**WHAT YOU WILL DO**
Pictures within the data are to be left out; everything else must be reproduced exactly.

[Data records]
-=-=-=-=-
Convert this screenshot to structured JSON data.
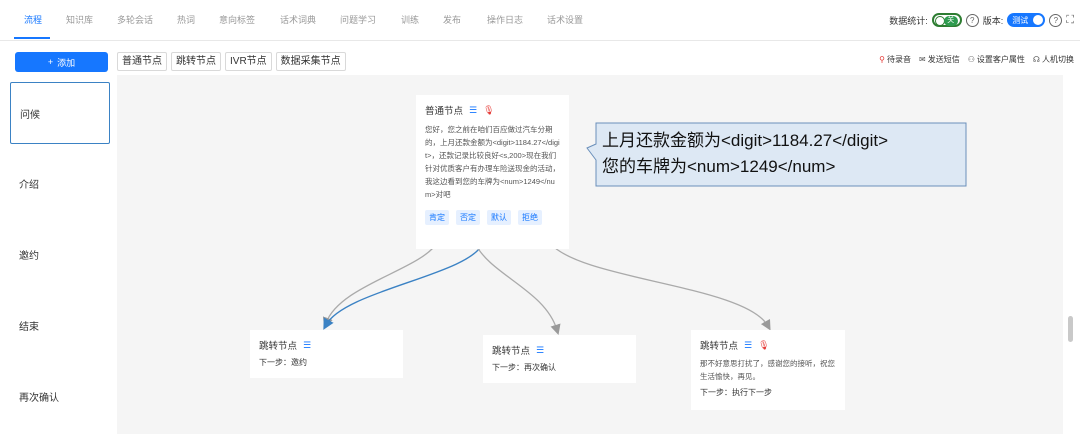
{
  "top_tabs": [
    {
      "label": "流程",
      "active": true
    },
    {
      "label": "知识库"
    },
    {
      "label": "多轮会话"
    },
    {
      "label": "热词"
    },
    {
      "label": "意向标签"
    },
    {
      "label": "话术词典"
    },
    {
      "label": "问题学习"
    },
    {
      "label": "训练"
    },
    {
      "label": "发布"
    },
    {
      "label": "操作日志"
    },
    {
      "label": "话术设置"
    }
  ],
  "header_right": {
    "stats_label": "数据统计:",
    "stats_toggle": "关",
    "version_label": "版本:",
    "version_toggle": "测试",
    "help_glyph": "?",
    "expand_glyph": "⛶"
  },
  "add_button": {
    "icon": "+",
    "label": "添加"
  },
  "node_types": [
    "普通节点",
    "跳转节点",
    "IVR节点",
    "数据采集节点"
  ],
  "actions": [
    {
      "icon": "pin-icon",
      "glyph": "⚲",
      "label": "待录音"
    },
    {
      "icon": "sms-icon",
      "glyph": "✉",
      "label": "发送短信"
    },
    {
      "icon": "user-attr-icon",
      "glyph": "⚇",
      "label": "设置客户属性"
    },
    {
      "icon": "headset-icon",
      "glyph": "☊",
      "label": "人机切换"
    }
  ],
  "sidebar": [
    {
      "label": "问候",
      "active": true
    },
    {
      "label": "介绍"
    },
    {
      "label": "邀约"
    },
    {
      "label": "结束"
    },
    {
      "label": "再次确认"
    }
  ],
  "main_node": {
    "title": "普通节点",
    "body": "您好，您之前在咱们百应做过汽车分期的，上月还款金额为<digit>1184.27</digit>，还款记录比较良好<s,200>现在我们针对优质客户有办理车险送现金的活动，我这边看到您的车牌为<num>1249</num>对吧",
    "chips": [
      "肯定",
      "否定",
      "默认",
      "拒绝"
    ]
  },
  "callout": {
    "line1": "上月还款金额为<digit>1184.27</digit>",
    "line2": "您的车牌为<num>1249</num>"
  },
  "jump_nodes": [
    {
      "title": "跳转节点",
      "next": "下一步：邀约"
    },
    {
      "title": "跳转节点",
      "next": "下一步：再次确认"
    },
    {
      "title": "跳转节点",
      "body": "那不好意思打扰了，感谢您的接听，祝您生活愉快，再见。",
      "next": "下一步：执行下一步"
    }
  ],
  "colors": {
    "accent": "#1677ff",
    "mic": "#e53935",
    "toggle_green": "#2e9b4f"
  }
}
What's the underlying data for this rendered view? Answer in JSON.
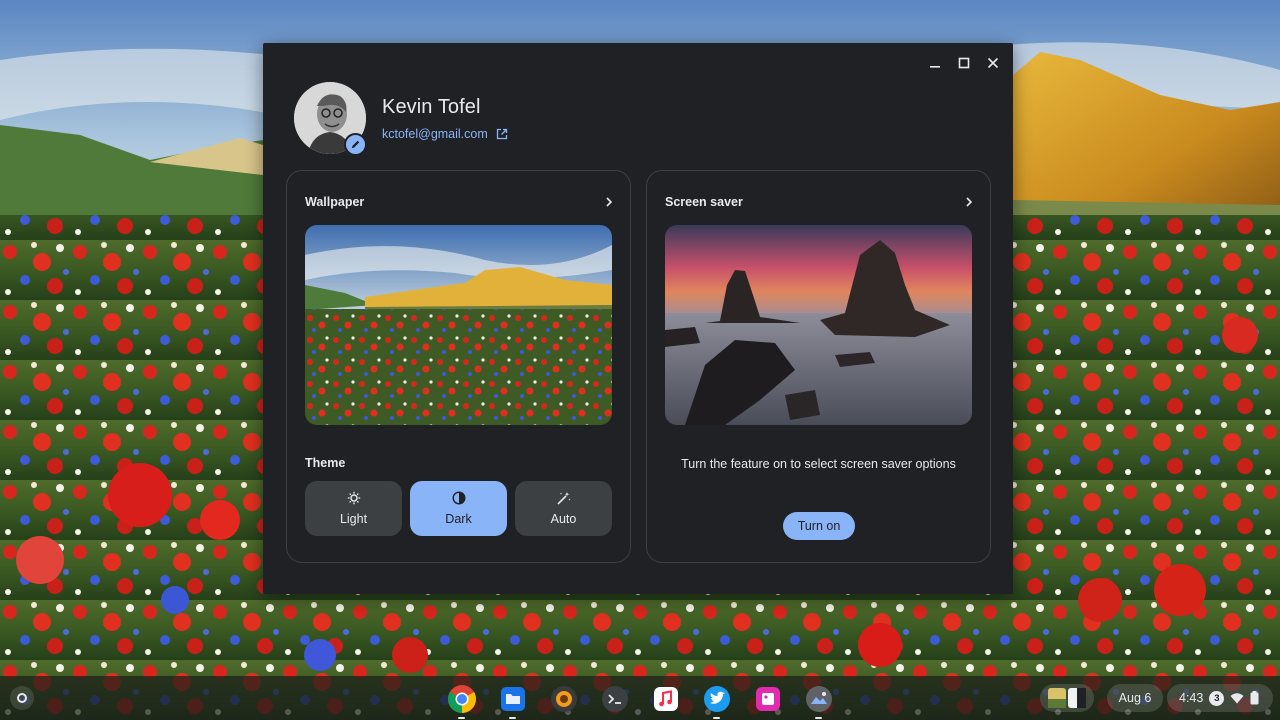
{
  "profile": {
    "name": "Kevin Tofel",
    "email": "kctofel@gmail.com"
  },
  "wallpaper_card": {
    "title": "Wallpaper"
  },
  "theme": {
    "label": "Theme",
    "options": [
      {
        "label": "Light",
        "icon": "brightness-icon",
        "selected": false
      },
      {
        "label": "Dark",
        "icon": "contrast-icon",
        "selected": true
      },
      {
        "label": "Auto",
        "icon": "magic-wand-icon",
        "selected": false
      }
    ]
  },
  "screensaver_card": {
    "title": "Screen saver",
    "message": "Turn the feature on to select screen saver options",
    "button_label": "Turn on"
  },
  "shelf": {
    "apps": [
      "chrome",
      "files",
      "sunflower-app",
      "terminal",
      "youtube-music",
      "twitter",
      "photo-app",
      "camera-app"
    ],
    "date": "Aug 6",
    "time": "4:43",
    "notification_count": "3"
  },
  "colors": {
    "accent": "#8ab4f8",
    "window_bg": "#202124",
    "button_bg": "#3c4043"
  }
}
-=-=-=-=-
**SOLUTION TO THIS EXERCISE**
Convert this screenshot to structured JSON data.
{
  "top_tabs": [
    {
      "label": "流程",
      "active": true
    },
    {
      "label": "知识库"
    },
    {
      "label": "多轮会话"
    },
    {
      "label": "热词"
    },
    {
      "label": "意向标签"
    },
    {
      "label": "话术词典"
    },
    {
      "label": "问题学习"
    },
    {
      "label": "训练"
    },
    {
      "label": "发布"
    },
    {
      "label": "操作日志"
    },
    {
      "label": "话术设置"
    }
  ],
  "header_right": {
    "stats_label": "数据统计:",
    "stats_toggle": "关",
    "version_label": "版本:",
    "version_toggle": "测试",
    "help_glyph": "?",
    "expand_glyph": "⛶"
  },
  "add_button": {
    "icon": "+",
    "label": "添加"
  },
  "node_types": [
    "普通节点",
    "跳转节点",
    "IVR节点",
    "数据采集节点"
  ],
  "actions": [
    {
      "icon": "pin-icon",
      "glyph": "⚲",
      "label": "待录音"
    },
    {
      "icon": "sms-icon",
      "glyph": "✉",
      "label": "发送短信"
    },
    {
      "icon": "user-attr-icon",
      "glyph": "⚇",
      "label": "设置客户属性"
    },
    {
      "icon": "headset-icon",
      "glyph": "☊",
      "label": "人机切换"
    }
  ],
  "sidebar": [
    {
      "label": "问候",
      "active": true
    },
    {
      "label": "介绍"
    },
    {
      "label": "邀约"
    },
    {
      "label": "结束"
    },
    {
      "label": "再次确认"
    }
  ],
  "main_node": {
    "title": "普通节点",
    "body": "您好，您之前在咱们百应做过汽车分期的，上月还款金额为<digit>1184.27</digit>，还款记录比较良好<s,200>现在我们针对优质客户有办理车险送现金的活动，我这边看到您的车牌为<num>1249</num>对吧",
    "chips": [
      "肯定",
      "否定",
      "默认",
      "拒绝"
    ]
  },
  "callout": {
    "line1": "上月还款金额为<digit>1184.27</digit>",
    "line2": "您的车牌为<num>1249</num>"
  },
  "jump_nodes": [
    {
      "title": "跳转节点",
      "next": "下一步：邀约"
    },
    {
      "title": "跳转节点",
      "next": "下一步：再次确认"
    },
    {
      "title": "跳转节点",
      "body": "那不好意思打扰了，感谢您的接听，祝您生活愉快，再见。",
      "next": "下一步：执行下一步"
    }
  ],
  "colors": {
    "accent": "#1677ff",
    "mic": "#e53935",
    "toggle_green": "#2e9b4f"
  }
}
What's the underlying data for this rendered view? Answer in JSON.
{
  "profile": {
    "name": "Kevin Tofel",
    "email": "kctofel@gmail.com"
  },
  "wallpaper_card": {
    "title": "Wallpaper"
  },
  "theme": {
    "label": "Theme",
    "options": [
      {
        "label": "Light",
        "icon": "brightness-icon",
        "selected": false
      },
      {
        "label": "Dark",
        "icon": "contrast-icon",
        "selected": true
      },
      {
        "label": "Auto",
        "icon": "magic-wand-icon",
        "selected": false
      }
    ]
  },
  "screensaver_card": {
    "title": "Screen saver",
    "message": "Turn the feature on to select screen saver options",
    "button_label": "Turn on"
  },
  "shelf": {
    "apps": [
      "chrome",
      "files",
      "sunflower-app",
      "terminal",
      "youtube-music",
      "twitter",
      "photo-app",
      "camera-app"
    ],
    "date": "Aug 6",
    "time": "4:43",
    "notification_count": "3"
  },
  "colors": {
    "accent": "#8ab4f8",
    "window_bg": "#202124",
    "button_bg": "#3c4043"
  }
}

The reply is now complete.